• **RECORDS FOR THE EXERCISE**:
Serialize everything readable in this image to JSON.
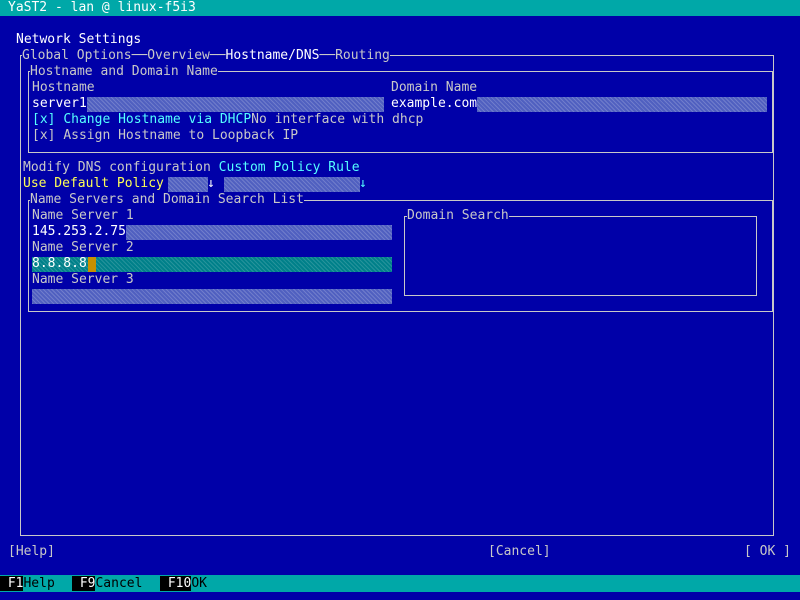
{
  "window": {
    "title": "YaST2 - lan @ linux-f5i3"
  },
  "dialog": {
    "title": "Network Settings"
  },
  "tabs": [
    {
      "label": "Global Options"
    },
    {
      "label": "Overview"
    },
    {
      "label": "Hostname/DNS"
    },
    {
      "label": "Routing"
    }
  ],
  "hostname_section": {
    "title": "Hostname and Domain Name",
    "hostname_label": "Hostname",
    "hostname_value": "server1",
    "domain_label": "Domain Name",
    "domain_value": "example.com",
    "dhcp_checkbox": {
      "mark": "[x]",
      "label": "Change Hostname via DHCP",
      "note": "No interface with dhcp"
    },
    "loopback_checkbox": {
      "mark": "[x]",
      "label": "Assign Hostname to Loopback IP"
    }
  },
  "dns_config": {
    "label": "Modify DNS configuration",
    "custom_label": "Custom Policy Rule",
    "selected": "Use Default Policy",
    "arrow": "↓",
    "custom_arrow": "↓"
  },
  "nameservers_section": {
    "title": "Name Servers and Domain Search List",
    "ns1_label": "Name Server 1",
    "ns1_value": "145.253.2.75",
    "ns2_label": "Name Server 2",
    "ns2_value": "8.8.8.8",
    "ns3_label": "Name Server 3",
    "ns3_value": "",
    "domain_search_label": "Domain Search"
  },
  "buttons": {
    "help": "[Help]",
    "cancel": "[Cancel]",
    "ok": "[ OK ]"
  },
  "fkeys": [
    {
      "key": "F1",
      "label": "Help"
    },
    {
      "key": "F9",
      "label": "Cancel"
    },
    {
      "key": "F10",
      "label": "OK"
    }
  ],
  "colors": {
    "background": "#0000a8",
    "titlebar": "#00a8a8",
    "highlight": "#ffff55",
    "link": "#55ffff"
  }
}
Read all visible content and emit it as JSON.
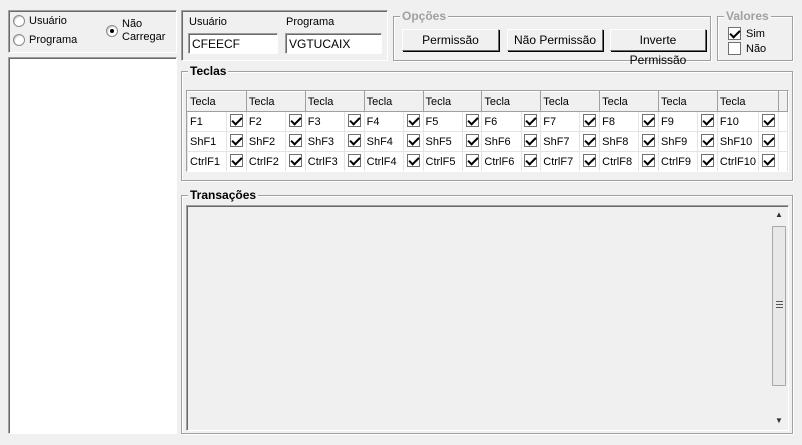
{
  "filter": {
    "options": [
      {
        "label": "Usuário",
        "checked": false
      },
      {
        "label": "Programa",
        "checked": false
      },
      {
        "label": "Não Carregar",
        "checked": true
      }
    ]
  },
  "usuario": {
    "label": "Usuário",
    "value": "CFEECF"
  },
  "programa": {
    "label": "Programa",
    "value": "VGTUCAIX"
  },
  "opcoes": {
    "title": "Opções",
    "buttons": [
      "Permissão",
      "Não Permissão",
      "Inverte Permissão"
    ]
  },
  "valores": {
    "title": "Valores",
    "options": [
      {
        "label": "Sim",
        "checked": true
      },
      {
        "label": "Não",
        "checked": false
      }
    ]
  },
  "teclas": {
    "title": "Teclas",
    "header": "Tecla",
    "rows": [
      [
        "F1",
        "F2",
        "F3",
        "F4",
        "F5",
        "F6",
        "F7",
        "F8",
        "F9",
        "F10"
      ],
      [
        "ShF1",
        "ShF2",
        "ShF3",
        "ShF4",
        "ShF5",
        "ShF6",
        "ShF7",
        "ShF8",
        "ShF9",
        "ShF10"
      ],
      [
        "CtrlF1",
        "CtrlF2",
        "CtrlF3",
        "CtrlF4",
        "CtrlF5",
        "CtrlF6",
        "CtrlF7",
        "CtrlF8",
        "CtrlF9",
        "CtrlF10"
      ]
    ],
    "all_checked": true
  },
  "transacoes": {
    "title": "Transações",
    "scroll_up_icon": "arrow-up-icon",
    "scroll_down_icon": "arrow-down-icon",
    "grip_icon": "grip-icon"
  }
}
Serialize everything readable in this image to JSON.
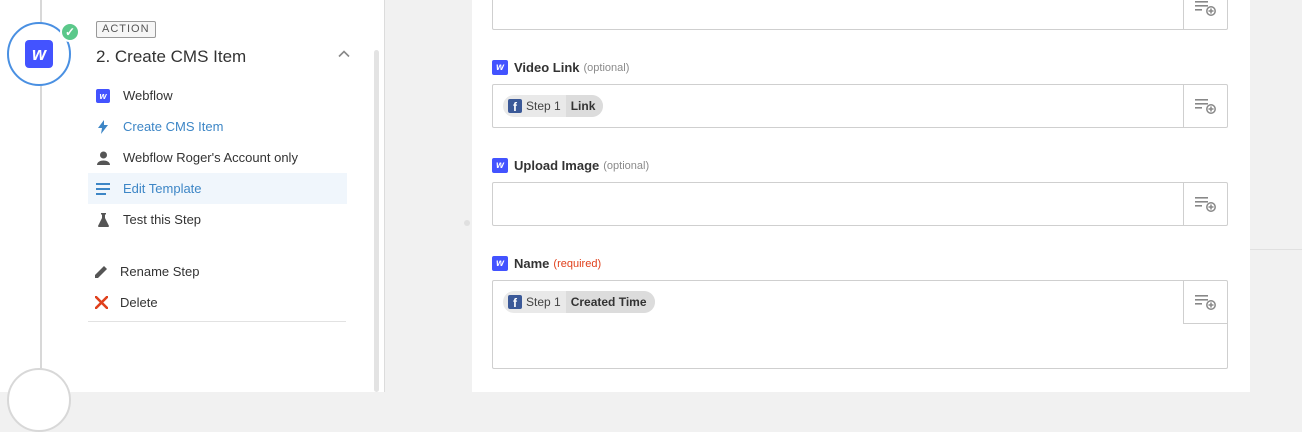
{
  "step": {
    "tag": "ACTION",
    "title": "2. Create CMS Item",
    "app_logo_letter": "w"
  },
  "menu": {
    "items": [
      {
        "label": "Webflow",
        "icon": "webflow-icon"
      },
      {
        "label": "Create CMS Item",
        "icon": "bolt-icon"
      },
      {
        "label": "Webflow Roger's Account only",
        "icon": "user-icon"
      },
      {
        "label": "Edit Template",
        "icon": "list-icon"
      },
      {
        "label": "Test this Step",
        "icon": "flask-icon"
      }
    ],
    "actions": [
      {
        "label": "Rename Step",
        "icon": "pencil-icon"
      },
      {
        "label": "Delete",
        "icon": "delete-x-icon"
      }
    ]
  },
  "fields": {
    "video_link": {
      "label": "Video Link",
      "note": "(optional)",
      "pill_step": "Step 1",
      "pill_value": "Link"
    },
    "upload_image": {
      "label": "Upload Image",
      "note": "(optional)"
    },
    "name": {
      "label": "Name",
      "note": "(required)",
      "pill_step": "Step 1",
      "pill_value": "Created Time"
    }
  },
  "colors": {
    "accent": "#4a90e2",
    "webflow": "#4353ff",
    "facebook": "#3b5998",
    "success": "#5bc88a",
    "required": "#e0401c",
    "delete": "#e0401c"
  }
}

• **THE PROBLEM**: From the entries above, output every line exactly and omit any image.

• **EXPECTED ANSWER**:
Serialize everything readable in this image to JSON.
{
  "window": {
    "title": "YaST2 - lan @ linux-f5i3"
  },
  "dialog": {
    "title": "Network Settings"
  },
  "tabs": [
    {
      "label": "Global Options"
    },
    {
      "label": "Overview"
    },
    {
      "label": "Hostname/DNS"
    },
    {
      "label": "Routing"
    }
  ],
  "hostname_section": {
    "title": "Hostname and Domain Name",
    "hostname_label": "Hostname",
    "hostname_value": "server1",
    "domain_label": "Domain Name",
    "domain_value": "example.com",
    "dhcp_checkbox": {
      "mark": "[x]",
      "label": "Change Hostname via DHCP",
      "note": "No interface with dhcp"
    },
    "loopback_checkbox": {
      "mark": "[x]",
      "label": "Assign Hostname to Loopback IP"
    }
  },
  "dns_config": {
    "label": "Modify DNS configuration",
    "custom_label": "Custom Policy Rule",
    "selected": "Use Default Policy",
    "arrow": "↓",
    "custom_arrow": "↓"
  },
  "nameservers_section": {
    "title": "Name Servers and Domain Search List",
    "ns1_label": "Name Server 1",
    "ns1_value": "145.253.2.75",
    "ns2_label": "Name Server 2",
    "ns2_value": "8.8.8.8",
    "ns3_label": "Name Server 3",
    "ns3_value": "",
    "domain_search_label": "Domain Search"
  },
  "buttons": {
    "help": "[Help]",
    "cancel": "[Cancel]",
    "ok": "[ OK ]"
  },
  "fkeys": [
    {
      "key": "F1",
      "label": "Help"
    },
    {
      "key": "F9",
      "label": "Cancel"
    },
    {
      "key": "F10",
      "label": "OK"
    }
  ],
  "colors": {
    "background": "#0000a8",
    "titlebar": "#00a8a8",
    "highlight": "#ffff55",
    "link": "#55ffff"
  }
}
Read all visible content and emit it as JSON.
{
  "filter": {
    "options": [
      {
        "label": "Usuário",
        "checked": false
      },
      {
        "label": "Programa",
        "checked": false
      },
      {
        "label": "Não Carregar",
        "checked": true
      }
    ]
  },
  "usuario": {
    "label": "Usuário",
    "value": "CFEECF"
  },
  "programa": {
    "label": "Programa",
    "value": "VGTUCAIX"
  },
  "opcoes": {
    "title": "Opções",
    "buttons": [
      "Permissão",
      "Não Permissão",
      "Inverte Permissão"
    ]
  },
  "valores": {
    "title": "Valores",
    "options": [
      {
        "label": "Sim",
        "checked": true
      },
      {
        "label": "Não",
        "checked": false
      }
    ]
  },
  "teclas": {
    "title": "Teclas",
    "header": "Tecla",
    "rows": [
      [
        "F1",
        "F2",
        "F3",
        "F4",
        "F5",
        "F6",
        "F7",
        "F8",
        "F9",
        "F10"
      ],
      [
        "ShF1",
        "ShF2",
        "ShF3",
        "ShF4",
        "ShF5",
        "ShF6",
        "ShF7",
        "ShF8",
        "ShF9",
        "ShF10"
      ],
      [
        "CtrlF1",
        "CtrlF2",
        "CtrlF3",
        "CtrlF4",
        "CtrlF5",
        "CtrlF6",
        "CtrlF7",
        "CtrlF8",
        "CtrlF9",
        "CtrlF10"
      ]
    ],
    "all_checked": true
  },
  "transacoes": {
    "title": "Transações",
    "scroll_up_icon": "arrow-up-icon",
    "scroll_down_icon": "arrow-down-icon",
    "grip_icon": "grip-icon"
  }
}
Serialize everything readable in this image to JSON.
{
  "step": {
    "tag": "ACTION",
    "title": "2. Create CMS Item",
    "app_logo_letter": "w"
  },
  "menu": {
    "items": [
      {
        "label": "Webflow",
        "icon": "webflow-icon"
      },
      {
        "label": "Create CMS Item",
        "icon": "bolt-icon"
      },
      {
        "label": "Webflow Roger's Account only",
        "icon": "user-icon"
      },
      {
        "label": "Edit Template",
        "icon": "list-icon"
      },
      {
        "label": "Test this Step",
        "icon": "flask-icon"
      }
    ],
    "actions": [
      {
        "label": "Rename Step",
        "icon": "pencil-icon"
      },
      {
        "label": "Delete",
        "icon": "delete-x-icon"
      }
    ]
  },
  "fields": {
    "video_link": {
      "label": "Video Link",
      "note": "(optional)",
      "pill_step": "Step 1",
      "pill_value": "Link"
    },
    "upload_image": {
      "label": "Upload Image",
      "note": "(optional)"
    },
    "name": {
      "label": "Name",
      "note": "(required)",
      "pill_step": "Step 1",
      "pill_value": "Created Time"
    }
  },
  "colors": {
    "accent": "#4a90e2",
    "webflow": "#4353ff",
    "facebook": "#3b5998",
    "success": "#5bc88a",
    "required": "#e0401c",
    "delete": "#e0401c"
  }
}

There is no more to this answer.